What to work on
Locate the word "cars" in the entries below, then gather every line that holds it.

Records supplied
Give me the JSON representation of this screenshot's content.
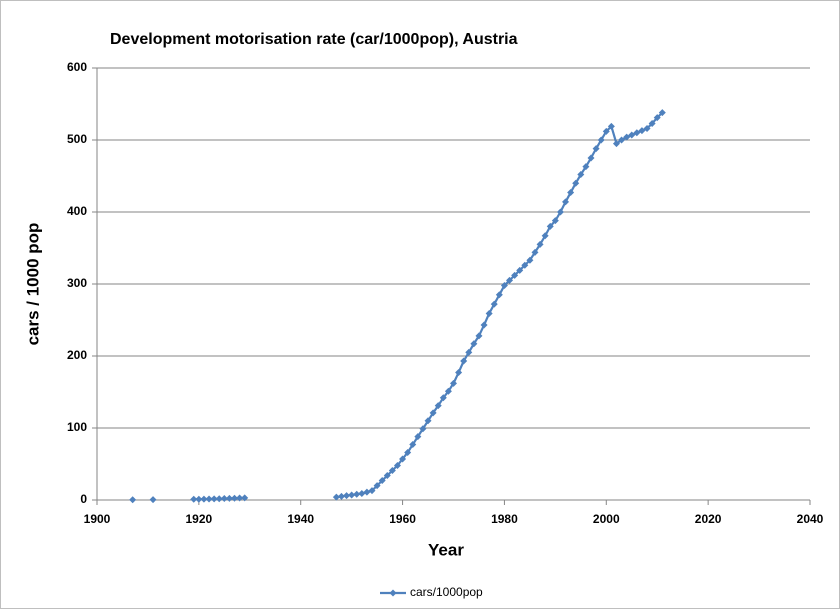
{
  "chart_data": {
    "type": "line",
    "title": "Development motorisation rate (car/1000pop), Austria",
    "x_label": "Year",
    "y_label": "cars / 1000 pop",
    "x": [
      1907,
      1909,
      1911,
      1915,
      1919,
      1920,
      1921,
      1922,
      1923,
      1924,
      1925,
      1926,
      1927,
      1928,
      1929,
      1938,
      1947,
      1948,
      1949,
      1950,
      1951,
      1952,
      1953,
      1954,
      1955,
      1956,
      1957,
      1958,
      1959,
      1960,
      1961,
      1962,
      1963,
      1964,
      1965,
      1966,
      1967,
      1968,
      1969,
      1970,
      1971,
      1972,
      1973,
      1974,
      1975,
      1976,
      1977,
      1978,
      1979,
      1980,
      1981,
      1982,
      1983,
      1984,
      1985,
      1986,
      1987,
      1988,
      1989,
      1990,
      1991,
      1992,
      1993,
      1994,
      1995,
      1996,
      1997,
      1998,
      1999,
      2000,
      2001,
      2002,
      2003,
      2004,
      2005,
      2006,
      2007,
      2008,
      2009,
      2010,
      2011
    ],
    "series": [
      {
        "name": "cars/1000pop",
        "color": "#4f81bd",
        "values": [
          0.3,
          null,
          0.5,
          null,
          1,
          1,
          1.2,
          1.4,
          1.6,
          1.8,
          2,
          2.2,
          2.5,
          2.8,
          3,
          null,
          4,
          5,
          6,
          7,
          8,
          9,
          11,
          13,
          20,
          27,
          34,
          41,
          48,
          57,
          66,
          77,
          88,
          99,
          110,
          121,
          131,
          142,
          151,
          162,
          177,
          193,
          205,
          217,
          228,
          243,
          259,
          272,
          285,
          298,
          305,
          312,
          319,
          326,
          333,
          344,
          355,
          367,
          380,
          388,
          400,
          414,
          427,
          440,
          452,
          463,
          475,
          488,
          500,
          512,
          519,
          495,
          500,
          504,
          507,
          510,
          513,
          516,
          523,
          531,
          538
        ]
      }
    ],
    "xlim": [
      1900,
      2040
    ],
    "xticks": [
      1900,
      1920,
      1940,
      1960,
      1980,
      2000,
      2020,
      2040
    ],
    "ylim": [
      0,
      600
    ],
    "yticks": [
      0,
      100,
      200,
      300,
      400,
      500,
      600
    ],
    "grid": true,
    "legend": "bottom"
  }
}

Written reply
    "y_label": "cars / 1000 pop",
        "name": "cars/1000pop",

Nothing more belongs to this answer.